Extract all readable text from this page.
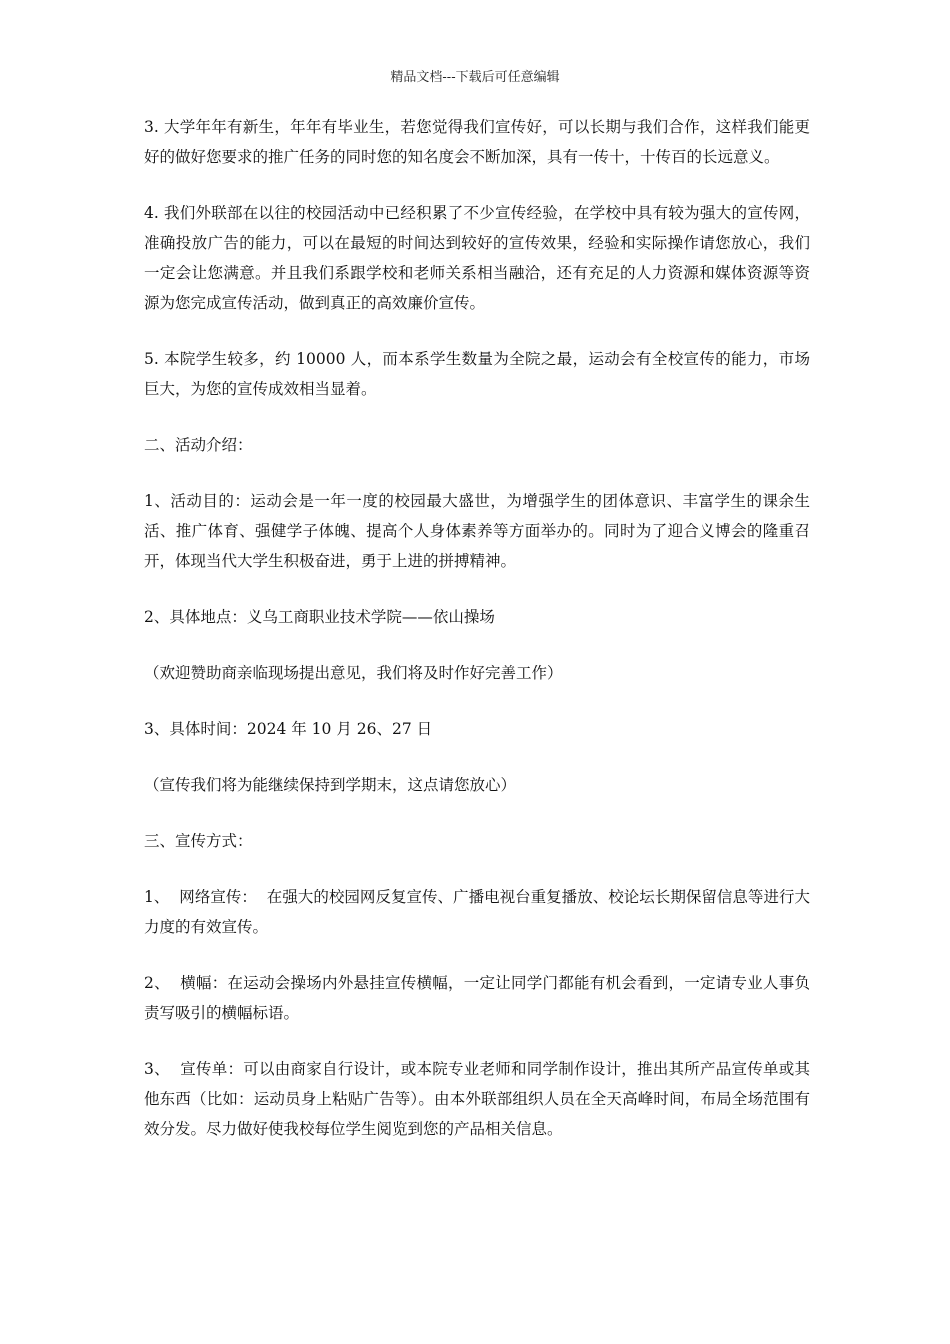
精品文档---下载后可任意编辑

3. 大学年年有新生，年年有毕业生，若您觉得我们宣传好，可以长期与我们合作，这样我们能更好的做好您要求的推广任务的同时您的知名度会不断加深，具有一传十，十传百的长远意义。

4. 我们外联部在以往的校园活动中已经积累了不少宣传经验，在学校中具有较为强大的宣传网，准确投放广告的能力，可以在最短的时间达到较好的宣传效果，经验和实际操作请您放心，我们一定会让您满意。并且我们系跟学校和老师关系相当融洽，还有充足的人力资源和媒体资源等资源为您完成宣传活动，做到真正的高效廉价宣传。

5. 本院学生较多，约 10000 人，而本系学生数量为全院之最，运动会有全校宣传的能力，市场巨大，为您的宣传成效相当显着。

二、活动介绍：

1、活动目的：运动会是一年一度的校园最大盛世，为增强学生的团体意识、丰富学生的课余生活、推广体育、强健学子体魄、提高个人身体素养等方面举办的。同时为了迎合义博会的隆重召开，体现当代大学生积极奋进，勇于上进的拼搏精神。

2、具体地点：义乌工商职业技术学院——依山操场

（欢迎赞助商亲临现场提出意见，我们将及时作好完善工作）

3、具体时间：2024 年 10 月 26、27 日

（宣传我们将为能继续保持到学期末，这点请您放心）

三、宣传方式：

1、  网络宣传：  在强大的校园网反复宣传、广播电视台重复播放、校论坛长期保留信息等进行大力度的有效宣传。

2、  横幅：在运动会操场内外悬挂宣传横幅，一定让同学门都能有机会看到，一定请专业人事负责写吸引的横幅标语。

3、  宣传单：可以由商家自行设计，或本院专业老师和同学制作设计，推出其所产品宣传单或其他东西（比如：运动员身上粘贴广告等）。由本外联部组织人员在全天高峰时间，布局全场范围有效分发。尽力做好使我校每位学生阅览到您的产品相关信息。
------------
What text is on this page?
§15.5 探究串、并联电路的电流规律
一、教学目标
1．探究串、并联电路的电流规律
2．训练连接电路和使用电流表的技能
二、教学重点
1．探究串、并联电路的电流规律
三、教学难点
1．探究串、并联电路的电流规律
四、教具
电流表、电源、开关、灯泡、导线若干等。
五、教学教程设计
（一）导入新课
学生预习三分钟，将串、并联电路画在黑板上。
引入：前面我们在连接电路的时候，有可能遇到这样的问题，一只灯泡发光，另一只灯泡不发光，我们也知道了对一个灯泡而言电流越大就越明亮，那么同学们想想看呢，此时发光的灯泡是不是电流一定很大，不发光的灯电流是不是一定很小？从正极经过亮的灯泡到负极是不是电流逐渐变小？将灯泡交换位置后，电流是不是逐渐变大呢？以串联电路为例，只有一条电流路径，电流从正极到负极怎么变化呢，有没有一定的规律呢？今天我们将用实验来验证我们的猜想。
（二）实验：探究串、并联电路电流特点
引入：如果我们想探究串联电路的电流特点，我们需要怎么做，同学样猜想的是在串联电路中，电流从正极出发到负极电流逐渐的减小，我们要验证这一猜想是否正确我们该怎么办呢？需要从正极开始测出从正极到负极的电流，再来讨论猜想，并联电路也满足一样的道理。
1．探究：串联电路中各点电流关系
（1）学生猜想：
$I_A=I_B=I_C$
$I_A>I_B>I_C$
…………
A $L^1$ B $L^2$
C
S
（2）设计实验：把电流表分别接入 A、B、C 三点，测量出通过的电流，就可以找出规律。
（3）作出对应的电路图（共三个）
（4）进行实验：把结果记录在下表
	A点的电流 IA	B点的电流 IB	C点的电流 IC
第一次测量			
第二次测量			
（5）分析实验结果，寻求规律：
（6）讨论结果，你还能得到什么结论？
------------
> [EXERCISE DESCRIPTION]:
Report how many lines in the data contain the word "text", with no words besides the number.

> [REPLY]:
2